→ **Stated problem**:
Look through the data below and count each line where the word "hardly" appears. Reply with the count alone.

--

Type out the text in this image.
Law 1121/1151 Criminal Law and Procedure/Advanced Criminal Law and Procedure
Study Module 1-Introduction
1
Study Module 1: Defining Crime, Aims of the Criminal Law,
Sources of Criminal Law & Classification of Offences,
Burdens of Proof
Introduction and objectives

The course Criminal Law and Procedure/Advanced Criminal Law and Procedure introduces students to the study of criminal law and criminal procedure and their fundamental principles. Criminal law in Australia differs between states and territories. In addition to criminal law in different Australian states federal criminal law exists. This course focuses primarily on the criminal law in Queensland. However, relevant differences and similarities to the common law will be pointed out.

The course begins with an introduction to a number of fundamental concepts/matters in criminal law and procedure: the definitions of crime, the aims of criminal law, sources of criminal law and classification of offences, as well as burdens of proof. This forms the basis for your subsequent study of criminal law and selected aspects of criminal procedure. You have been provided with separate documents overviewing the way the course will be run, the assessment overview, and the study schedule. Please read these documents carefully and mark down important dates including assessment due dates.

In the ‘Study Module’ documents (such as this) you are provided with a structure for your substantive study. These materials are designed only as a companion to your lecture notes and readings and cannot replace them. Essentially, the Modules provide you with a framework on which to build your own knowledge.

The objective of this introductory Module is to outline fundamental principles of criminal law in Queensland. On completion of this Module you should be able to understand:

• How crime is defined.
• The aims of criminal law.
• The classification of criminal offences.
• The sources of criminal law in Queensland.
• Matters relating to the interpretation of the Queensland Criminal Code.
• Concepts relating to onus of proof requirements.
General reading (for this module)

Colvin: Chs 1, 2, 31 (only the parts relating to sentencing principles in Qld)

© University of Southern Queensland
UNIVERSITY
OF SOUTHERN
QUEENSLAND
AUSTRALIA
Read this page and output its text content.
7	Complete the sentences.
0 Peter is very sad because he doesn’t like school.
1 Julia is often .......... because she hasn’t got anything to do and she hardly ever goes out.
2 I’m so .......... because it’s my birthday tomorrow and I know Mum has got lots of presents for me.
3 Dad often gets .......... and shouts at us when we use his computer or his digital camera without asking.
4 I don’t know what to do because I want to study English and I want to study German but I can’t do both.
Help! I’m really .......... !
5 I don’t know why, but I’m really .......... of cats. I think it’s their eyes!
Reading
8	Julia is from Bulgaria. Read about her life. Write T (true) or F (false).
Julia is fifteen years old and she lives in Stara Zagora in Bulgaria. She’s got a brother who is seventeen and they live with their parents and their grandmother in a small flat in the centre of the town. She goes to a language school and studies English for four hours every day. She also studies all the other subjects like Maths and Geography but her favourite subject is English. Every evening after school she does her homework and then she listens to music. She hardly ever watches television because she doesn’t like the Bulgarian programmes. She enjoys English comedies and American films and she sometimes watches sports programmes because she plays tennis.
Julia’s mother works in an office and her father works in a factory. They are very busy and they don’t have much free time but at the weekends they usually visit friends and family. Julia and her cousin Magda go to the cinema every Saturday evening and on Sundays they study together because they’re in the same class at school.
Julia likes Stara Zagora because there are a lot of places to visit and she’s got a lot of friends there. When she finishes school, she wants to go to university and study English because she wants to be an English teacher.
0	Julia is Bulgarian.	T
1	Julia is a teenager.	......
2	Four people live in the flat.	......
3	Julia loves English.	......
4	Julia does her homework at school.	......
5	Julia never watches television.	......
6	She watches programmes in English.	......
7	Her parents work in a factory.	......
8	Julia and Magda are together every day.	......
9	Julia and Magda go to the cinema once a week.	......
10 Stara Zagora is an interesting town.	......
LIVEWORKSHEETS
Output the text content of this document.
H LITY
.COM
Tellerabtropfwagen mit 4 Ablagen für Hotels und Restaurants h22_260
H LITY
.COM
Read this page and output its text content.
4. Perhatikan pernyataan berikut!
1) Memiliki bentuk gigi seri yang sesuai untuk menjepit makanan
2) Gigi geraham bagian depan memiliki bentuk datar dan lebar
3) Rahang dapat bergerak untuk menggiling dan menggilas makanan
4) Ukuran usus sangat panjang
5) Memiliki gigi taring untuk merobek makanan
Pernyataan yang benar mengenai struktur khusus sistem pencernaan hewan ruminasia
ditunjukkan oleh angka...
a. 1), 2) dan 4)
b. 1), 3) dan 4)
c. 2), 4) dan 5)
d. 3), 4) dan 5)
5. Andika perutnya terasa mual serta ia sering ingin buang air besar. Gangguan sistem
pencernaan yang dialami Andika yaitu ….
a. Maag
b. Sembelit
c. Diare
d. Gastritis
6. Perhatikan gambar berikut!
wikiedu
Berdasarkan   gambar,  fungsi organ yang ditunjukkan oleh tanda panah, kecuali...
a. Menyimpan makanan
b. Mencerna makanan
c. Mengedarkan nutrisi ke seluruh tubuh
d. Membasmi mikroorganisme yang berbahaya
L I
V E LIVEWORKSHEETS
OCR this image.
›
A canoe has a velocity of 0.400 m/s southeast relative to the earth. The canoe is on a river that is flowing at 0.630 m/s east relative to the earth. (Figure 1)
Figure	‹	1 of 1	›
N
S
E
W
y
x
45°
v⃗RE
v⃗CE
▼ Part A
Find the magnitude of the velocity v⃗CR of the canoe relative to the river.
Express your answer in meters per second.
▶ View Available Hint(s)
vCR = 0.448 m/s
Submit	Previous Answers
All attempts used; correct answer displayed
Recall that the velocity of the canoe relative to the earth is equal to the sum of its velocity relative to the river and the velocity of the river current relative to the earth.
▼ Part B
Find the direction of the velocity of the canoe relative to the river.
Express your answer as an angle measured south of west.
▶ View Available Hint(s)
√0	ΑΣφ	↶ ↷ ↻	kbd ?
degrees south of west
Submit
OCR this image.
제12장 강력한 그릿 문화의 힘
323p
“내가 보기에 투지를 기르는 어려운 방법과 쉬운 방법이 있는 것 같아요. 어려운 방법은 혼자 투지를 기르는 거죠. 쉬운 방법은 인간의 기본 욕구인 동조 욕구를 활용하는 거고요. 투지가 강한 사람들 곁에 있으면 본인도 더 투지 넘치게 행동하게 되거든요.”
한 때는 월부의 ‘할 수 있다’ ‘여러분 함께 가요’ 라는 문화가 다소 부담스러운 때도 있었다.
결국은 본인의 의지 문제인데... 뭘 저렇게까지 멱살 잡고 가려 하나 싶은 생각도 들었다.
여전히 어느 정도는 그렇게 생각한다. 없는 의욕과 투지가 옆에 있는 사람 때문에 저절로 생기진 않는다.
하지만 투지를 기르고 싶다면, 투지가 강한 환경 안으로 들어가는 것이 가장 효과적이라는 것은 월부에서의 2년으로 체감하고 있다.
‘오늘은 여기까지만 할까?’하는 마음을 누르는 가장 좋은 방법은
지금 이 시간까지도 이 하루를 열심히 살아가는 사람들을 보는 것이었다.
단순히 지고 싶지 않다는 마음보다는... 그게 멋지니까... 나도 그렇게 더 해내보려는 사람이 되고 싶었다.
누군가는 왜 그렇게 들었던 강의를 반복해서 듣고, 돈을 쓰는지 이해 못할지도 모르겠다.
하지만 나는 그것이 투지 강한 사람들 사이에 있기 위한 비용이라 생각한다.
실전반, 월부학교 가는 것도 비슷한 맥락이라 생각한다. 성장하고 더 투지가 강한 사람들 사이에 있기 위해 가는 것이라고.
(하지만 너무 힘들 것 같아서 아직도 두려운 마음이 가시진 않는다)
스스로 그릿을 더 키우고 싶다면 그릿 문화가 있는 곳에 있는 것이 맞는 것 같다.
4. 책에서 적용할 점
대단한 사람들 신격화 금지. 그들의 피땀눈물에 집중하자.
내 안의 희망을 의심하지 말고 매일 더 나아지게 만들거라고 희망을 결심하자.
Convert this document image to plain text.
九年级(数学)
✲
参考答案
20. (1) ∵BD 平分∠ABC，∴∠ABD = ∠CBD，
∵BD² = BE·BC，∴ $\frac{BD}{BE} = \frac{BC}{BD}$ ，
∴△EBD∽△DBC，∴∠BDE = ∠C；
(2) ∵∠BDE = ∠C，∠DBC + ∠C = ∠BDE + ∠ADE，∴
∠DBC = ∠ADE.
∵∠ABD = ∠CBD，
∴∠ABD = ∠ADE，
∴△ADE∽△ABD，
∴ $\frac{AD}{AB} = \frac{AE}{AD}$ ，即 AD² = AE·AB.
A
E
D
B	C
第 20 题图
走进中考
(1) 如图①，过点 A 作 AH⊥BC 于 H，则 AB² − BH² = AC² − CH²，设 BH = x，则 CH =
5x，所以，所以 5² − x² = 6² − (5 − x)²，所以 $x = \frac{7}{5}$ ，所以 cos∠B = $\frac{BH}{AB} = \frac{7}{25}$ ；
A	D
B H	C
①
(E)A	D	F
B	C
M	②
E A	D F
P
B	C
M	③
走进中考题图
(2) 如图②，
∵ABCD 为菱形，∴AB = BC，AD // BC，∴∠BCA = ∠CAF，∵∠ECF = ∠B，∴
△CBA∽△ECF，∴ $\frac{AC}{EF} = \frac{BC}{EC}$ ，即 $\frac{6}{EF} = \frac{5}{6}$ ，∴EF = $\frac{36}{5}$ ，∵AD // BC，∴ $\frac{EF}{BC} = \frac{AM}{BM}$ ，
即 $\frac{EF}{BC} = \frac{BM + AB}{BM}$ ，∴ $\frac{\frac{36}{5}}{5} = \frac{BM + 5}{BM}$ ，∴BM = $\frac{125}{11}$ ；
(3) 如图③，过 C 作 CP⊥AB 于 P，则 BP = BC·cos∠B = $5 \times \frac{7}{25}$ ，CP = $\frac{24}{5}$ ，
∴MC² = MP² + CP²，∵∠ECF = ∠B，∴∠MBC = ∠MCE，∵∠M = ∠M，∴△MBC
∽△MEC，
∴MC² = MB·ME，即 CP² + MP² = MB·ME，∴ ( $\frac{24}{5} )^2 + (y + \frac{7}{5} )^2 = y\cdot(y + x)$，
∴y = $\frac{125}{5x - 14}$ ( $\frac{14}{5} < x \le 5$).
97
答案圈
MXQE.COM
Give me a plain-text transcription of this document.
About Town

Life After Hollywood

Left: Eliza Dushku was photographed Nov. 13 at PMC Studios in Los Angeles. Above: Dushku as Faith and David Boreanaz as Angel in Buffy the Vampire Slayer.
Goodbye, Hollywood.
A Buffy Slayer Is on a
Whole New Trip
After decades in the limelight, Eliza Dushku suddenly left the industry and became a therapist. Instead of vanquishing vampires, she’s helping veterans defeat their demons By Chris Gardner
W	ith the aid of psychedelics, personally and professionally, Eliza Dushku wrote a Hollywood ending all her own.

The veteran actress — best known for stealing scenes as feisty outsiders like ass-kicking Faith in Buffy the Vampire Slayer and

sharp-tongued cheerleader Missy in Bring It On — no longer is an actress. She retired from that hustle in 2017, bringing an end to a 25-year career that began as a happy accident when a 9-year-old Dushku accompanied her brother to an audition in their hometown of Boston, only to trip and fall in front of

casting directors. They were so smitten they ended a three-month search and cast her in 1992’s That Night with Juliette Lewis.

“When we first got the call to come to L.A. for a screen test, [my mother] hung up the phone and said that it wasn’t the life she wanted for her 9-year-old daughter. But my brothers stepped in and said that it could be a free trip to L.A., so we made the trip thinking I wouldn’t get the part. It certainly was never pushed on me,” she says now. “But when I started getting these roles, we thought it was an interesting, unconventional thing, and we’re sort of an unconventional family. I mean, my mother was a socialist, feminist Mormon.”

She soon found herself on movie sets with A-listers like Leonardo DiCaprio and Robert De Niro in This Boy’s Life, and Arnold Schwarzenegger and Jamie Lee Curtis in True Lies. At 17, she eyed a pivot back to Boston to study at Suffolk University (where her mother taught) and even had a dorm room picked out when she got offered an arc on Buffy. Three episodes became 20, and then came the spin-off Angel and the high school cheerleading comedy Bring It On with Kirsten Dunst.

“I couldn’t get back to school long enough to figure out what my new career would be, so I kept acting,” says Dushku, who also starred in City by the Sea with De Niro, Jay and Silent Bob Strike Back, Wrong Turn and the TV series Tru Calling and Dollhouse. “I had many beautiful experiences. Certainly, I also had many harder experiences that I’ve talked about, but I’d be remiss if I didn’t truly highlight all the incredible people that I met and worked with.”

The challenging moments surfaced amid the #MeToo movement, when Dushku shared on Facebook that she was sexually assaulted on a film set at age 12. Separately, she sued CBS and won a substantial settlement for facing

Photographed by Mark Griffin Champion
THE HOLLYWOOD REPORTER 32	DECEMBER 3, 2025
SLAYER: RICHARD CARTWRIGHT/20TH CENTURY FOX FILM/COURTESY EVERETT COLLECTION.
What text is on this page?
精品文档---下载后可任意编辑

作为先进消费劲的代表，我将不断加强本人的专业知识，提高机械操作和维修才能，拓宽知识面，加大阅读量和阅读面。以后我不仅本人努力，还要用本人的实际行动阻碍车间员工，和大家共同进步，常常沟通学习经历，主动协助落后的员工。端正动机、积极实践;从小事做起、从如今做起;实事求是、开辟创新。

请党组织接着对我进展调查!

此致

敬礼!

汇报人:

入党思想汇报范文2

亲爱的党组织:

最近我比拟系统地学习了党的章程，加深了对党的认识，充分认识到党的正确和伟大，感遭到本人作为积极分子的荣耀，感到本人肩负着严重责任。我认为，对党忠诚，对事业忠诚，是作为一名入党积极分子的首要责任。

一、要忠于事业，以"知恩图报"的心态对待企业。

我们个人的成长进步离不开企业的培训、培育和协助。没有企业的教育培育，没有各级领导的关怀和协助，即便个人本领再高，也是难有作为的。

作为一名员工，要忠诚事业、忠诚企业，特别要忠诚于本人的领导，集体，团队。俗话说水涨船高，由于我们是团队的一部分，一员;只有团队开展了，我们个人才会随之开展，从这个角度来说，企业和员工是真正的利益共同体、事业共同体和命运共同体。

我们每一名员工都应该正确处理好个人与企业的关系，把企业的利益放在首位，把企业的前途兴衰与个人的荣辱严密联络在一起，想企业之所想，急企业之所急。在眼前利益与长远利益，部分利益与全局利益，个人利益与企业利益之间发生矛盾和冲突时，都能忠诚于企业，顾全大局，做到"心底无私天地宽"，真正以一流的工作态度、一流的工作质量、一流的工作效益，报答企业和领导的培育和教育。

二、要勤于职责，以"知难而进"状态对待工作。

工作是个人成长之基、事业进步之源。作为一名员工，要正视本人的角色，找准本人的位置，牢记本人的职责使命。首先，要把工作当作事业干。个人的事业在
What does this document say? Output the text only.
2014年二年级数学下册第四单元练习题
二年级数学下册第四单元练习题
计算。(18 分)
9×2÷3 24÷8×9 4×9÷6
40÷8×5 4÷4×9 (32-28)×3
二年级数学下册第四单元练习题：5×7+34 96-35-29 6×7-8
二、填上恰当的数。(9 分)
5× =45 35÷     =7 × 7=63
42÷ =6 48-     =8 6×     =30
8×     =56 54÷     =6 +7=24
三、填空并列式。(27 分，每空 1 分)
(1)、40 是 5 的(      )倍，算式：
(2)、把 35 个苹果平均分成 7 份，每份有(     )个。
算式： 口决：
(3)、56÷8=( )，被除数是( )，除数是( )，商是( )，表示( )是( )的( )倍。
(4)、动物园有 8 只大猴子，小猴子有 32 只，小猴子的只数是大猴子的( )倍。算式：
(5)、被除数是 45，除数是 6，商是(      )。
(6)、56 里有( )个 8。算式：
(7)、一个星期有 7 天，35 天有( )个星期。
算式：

--

→ **Result below**:
2